- [Do this]: Below you will find a set of lines. Repeat them all exactly.

[begin Provided information]

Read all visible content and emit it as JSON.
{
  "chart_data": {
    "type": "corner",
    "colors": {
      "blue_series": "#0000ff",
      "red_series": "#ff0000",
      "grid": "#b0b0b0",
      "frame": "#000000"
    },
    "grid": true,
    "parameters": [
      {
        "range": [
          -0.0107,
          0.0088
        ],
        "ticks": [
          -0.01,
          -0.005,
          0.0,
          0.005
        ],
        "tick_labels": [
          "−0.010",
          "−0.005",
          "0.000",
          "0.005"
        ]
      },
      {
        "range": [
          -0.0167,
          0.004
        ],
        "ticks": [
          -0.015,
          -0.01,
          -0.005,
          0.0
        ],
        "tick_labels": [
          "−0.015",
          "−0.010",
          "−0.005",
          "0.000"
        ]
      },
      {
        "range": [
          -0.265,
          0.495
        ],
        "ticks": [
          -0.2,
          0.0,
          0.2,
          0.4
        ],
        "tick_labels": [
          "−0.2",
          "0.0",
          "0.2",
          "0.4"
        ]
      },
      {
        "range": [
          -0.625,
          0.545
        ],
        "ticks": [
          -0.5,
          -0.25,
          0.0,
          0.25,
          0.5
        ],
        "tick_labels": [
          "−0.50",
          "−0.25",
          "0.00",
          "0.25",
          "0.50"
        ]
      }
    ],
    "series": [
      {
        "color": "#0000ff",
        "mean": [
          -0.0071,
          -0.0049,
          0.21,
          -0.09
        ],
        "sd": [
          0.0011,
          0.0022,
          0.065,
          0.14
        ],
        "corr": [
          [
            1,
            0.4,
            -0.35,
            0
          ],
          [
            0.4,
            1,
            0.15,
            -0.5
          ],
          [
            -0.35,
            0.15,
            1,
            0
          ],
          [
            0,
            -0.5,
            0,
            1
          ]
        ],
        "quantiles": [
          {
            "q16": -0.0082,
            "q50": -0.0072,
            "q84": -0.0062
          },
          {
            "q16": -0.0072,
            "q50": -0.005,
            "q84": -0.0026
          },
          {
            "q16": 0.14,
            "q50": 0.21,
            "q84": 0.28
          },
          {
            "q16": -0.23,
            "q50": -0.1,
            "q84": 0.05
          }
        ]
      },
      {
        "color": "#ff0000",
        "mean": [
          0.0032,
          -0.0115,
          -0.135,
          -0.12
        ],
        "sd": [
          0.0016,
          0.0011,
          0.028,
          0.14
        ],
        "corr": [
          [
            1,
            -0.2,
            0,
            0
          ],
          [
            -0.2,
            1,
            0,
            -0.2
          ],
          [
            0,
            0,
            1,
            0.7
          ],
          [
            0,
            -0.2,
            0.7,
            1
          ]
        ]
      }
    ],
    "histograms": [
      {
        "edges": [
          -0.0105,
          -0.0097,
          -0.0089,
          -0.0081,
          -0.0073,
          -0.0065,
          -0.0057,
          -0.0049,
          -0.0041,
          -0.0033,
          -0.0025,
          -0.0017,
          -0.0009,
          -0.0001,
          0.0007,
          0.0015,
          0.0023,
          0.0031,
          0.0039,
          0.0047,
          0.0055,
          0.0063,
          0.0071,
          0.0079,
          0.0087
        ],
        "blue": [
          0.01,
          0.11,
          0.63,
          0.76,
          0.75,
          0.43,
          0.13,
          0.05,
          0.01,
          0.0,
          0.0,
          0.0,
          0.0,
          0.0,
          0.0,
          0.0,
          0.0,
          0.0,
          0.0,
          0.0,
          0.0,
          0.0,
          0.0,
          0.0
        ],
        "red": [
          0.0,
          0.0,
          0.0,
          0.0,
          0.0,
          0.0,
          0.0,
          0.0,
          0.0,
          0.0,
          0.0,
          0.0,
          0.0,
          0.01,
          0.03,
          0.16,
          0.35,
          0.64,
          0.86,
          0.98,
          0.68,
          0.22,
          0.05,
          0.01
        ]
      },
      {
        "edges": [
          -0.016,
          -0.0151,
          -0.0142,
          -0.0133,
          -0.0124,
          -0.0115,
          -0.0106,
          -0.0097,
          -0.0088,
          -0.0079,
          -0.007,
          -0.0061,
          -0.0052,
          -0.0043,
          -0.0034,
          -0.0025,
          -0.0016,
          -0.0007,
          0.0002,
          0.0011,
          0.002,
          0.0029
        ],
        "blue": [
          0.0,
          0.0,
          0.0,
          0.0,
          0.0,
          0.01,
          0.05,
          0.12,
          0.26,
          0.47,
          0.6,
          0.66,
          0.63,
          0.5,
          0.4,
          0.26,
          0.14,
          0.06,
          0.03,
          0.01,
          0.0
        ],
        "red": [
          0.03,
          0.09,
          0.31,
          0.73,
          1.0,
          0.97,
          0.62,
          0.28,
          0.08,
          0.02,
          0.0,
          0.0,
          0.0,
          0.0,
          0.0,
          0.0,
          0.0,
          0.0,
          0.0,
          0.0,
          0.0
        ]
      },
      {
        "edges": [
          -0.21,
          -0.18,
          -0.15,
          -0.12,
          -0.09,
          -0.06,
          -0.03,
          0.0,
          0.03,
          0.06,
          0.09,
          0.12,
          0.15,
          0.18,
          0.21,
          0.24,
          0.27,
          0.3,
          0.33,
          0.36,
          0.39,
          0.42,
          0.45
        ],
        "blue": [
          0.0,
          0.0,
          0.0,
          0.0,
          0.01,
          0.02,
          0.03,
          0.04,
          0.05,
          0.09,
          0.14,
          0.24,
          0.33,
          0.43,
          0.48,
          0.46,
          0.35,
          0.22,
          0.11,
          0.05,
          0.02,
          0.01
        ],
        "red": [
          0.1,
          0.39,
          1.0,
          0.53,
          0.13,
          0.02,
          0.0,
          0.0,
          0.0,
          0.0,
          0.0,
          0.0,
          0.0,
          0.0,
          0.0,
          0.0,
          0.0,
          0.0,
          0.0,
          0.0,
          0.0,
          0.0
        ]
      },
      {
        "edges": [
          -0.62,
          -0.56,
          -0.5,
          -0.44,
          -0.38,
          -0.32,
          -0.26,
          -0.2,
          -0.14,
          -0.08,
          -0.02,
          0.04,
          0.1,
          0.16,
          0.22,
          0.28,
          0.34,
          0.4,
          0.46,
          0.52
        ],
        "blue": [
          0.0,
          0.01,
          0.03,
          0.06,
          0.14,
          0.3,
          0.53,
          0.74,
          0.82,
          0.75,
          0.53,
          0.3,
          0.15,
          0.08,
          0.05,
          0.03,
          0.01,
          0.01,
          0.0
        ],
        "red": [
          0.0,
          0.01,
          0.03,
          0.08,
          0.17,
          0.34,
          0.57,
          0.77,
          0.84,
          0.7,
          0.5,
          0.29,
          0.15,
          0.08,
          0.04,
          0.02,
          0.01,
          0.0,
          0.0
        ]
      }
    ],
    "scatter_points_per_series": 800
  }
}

[end Provided information]

- [Written answer]:
Read all visible content and emit it as JSON.
{
  "chart_data": {
    "type": "corner",
    "colors": {
      "blue_series": "#0000ff",
      "red_series": "#ff0000",
      "grid": "#b0b0b0",
      "frame": "#000000"
    },
    "grid": true,
    "parameters": [
      {
        "range": [
          -0.0107,
          0.0088
        ],
        "ticks": [
          -0.01,
          -0.005,
          0.0,
          0.005
        ],
        "tick_labels": [
          "−0.010",
          "−0.005",
          "0.000",
          "0.005"
        ]
      },
      {
        "range": [
          -0.0167,
          0.004
        ],
        "ticks": [
          -0.015,
          -0.01,
          -0.005,
          0.0
        ],
        "tick_labels": [
          "−0.015",
          "−0.010",
          "−0.005",
          "0.000"
        ]
      },
      {
        "range": [
          -0.265,
          0.495
        ],
        "ticks": [
          -0.2,
          0.0,
          0.2,
          0.4
        ],
        "tick_labels": [
          "−0.2",
          "0.0",
          "0.2",
          "0.4"
        ]
      },
      {
        "range": [
          -0.625,
          0.545
        ],
        "ticks": [
          -0.5,
          -0.25,
          0.0,
          0.25,
          0.5
        ],
        "tick_labels": [
          "−0.50",
          "−0.25",
          "0.00",
          "0.25",
          "0.50"
        ]
      }
    ],
    "series": [
      {
        "color": "#0000ff",
        "mean": [
          -0.0071,
          -0.0049,
          0.21,
          -0.09
        ],
        "sd": [
          0.0011,
          0.0022,
          0.065,
          0.14
        ],
        "corr": [
          [
            1,
            0.4,
            -0.35,
            0
          ],
          [
            0.4,
            1,
            0.15,
            -0.5
          ],
          [
            -0.35,
            0.15,
            1,
            0
          ],
          [
            0,
            -0.5,
            0,
            1
          ]
        ],
        "quantiles": [
          {
            "q16": -0.0082,
            "q50": -0.0072,
            "q84": -0.0062
          },
          {
            "q16": -0.0072,
            "q50": -0.005,
            "q84": -0.0026
          },
          {
            "q16": 0.14,
            "q50": 0.21,
            "q84": 0.28
          },
          {
            "q16": -0.23,
            "q50": -0.1,
            "q84": 0.05
          }
        ]
      },
      {
        "color": "#ff0000",
        "mean": [
          0.0032,
          -0.0115,
          -0.135,
          -0.12
        ],
        "sd": [
          0.0016,
          0.0011,
          0.028,
          0.14
        ],
        "corr": [
          [
            1,
            -0.2,
            0,
            0
          ],
          [
            -0.2,
            1,
            0,
            -0.2
          ],
          [
            0,
            0,
            1,
            0.7
          ],
          [
            0,
            -0.2,
            0.7,
            1
          ]
        ]
      }
    ],
    "histograms": [
      {
        "edges": [
          -0.0105,
          -0.0097,
          -0.0089,
          -0.0081,
          -0.0073,
          -0.0065,
          -0.0057,
          -0.0049,
          -0.0041,
          -0.0033,
          -0.0025,
          -0.0017,
          -0.0009,
          -0.0001,
          0.0007,
          0.0015,
          0.0023,
          0.0031,
          0.0039,
          0.0047,
          0.0055,
          0.0063,
          0.0071,
          0.0079,
          0.0087
        ],
        "blue": [
          0.01,
          0.11,
          0.63,
          0.76,
          0.75,
          0.43,
          0.13,
          0.05,
          0.01,
          0.0,
          0.0,
          0.0,
          0.0,
          0.0,
          0.0,
          0.0,
          0.0,
          0.0,
          0.0,
          0.0,
          0.0,
          0.0,
          0.0,
          0.0
        ],
        "red": [
          0.0,
          0.0,
          0.0,
          0.0,
          0.0,
          0.0,
          0.0,
          0.0,
          0.0,
          0.0,
          0.0,
          0.0,
          0.0,
          0.01,
          0.03,
          0.16,
          0.35,
          0.64,
          0.86,
          0.98,
          0.68,
          0.22,
          0.05,
          0.01
        ]
      },
      {
        "edges": [
          -0.016,
          -0.0151,
          -0.0142,
          -0.0133,
          -0.0124,
          -0.0115,
          -0.0106,
          -0.0097,
          -0.0088,
          -0.0079,
          -0.007,
          -0.0061,
          -0.0052,
          -0.0043,
          -0.0034,
          -0.0025,
          -0.0016,
          -0.0007,
          0.0002,
          0.0011,
          0.002,
          0.0029
        ],
        "blue": [
          0.0,
          0.0,
          0.0,
          0.0,
          0.0,
          0.01,
          0.05,
          0.12,
          0.26,
          0.47,
          0.6,
          0.66,
          0.63,
          0.5,
          0.4,
          0.26,
          0.14,
          0.06,
          0.03,
          0.01,
          0.0
        ],
        "red": [
          0.03,
          0.09,
          0.31,
          0.73,
          1.0,
          0.97,
          0.62,
          0.28,
          0.08,
          0.02,
          0.0,
          0.0,
          0.0,
          0.0,
          0.0,
          0.0,
          0.0,
          0.0,
          0.0,
          0.0,
          0.0
        ]
      },
      {
        "edges": [
          -0.21,
          -0.18,
          -0.15,
          -0.12,
          -0.09,
          -0.06,
          -0.03,
          0.0,
          0.03,
          0.06,
          0.09,
          0.12,
          0.15,
          0.18,
          0.21,
          0.24,
          0.27,
          0.3,
          0.33,
          0.36,
          0.39,
          0.42,
          0.45
        ],
        "blue": [
          0.0,
          0.0,
          0.0,
          0.0,
          0.01,
          0.02,
          0.03,
          0.04,
          0.05,
          0.09,
          0.14,
          0.24,
          0.33,
          0.43,
          0.48,
          0.46,
          0.35,
          0.22,
          0.11,
          0.05,
          0.02,
          0.01
        ],
        "red": [
          0.1,
          0.39,
          1.0,
          0.53,
          0.13,
          0.02,
          0.0,
          0.0,
          0.0,
          0.0,
          0.0,
          0.0,
          0.0,
          0.0,
          0.0,
          0.0,
          0.0,
          0.0,
          0.0,
          0.0,
          0.0,
          0.0
        ]
      },
      {
        "edges": [
          -0.62,
          -0.56,
          -0.5,
          -0.44,
          -0.38,
          -0.32,
          -0.26,
          -0.2,
          -0.14,
          -0.08,
          -0.02,
          0.04,
          0.1,
          0.16,
          0.22,
          0.28,
          0.34,
          0.4,
          0.46,
          0.52
        ],
        "blue": [
          0.0,
          0.01,
          0.03,
          0.06,
          0.14,
          0.3,
          0.53,
          0.74,
          0.82,
          0.75,
          0.53,
          0.3,
          0.15,
          0.08,
          0.05,
          0.03,
          0.01,
          0.01,
          0.0
        ],
        "red": [
          0.0,
          0.01,
          0.03,
          0.08,
          0.17,
          0.34,
          0.57,
          0.77,
          0.84,
          0.7,
          0.5,
          0.29,
          0.15,
          0.08,
          0.04,
          0.02,
          0.01,
          0.0,
          0.0
        ]
      }
    ],
    "scatter_points_per_series": 800
  }
}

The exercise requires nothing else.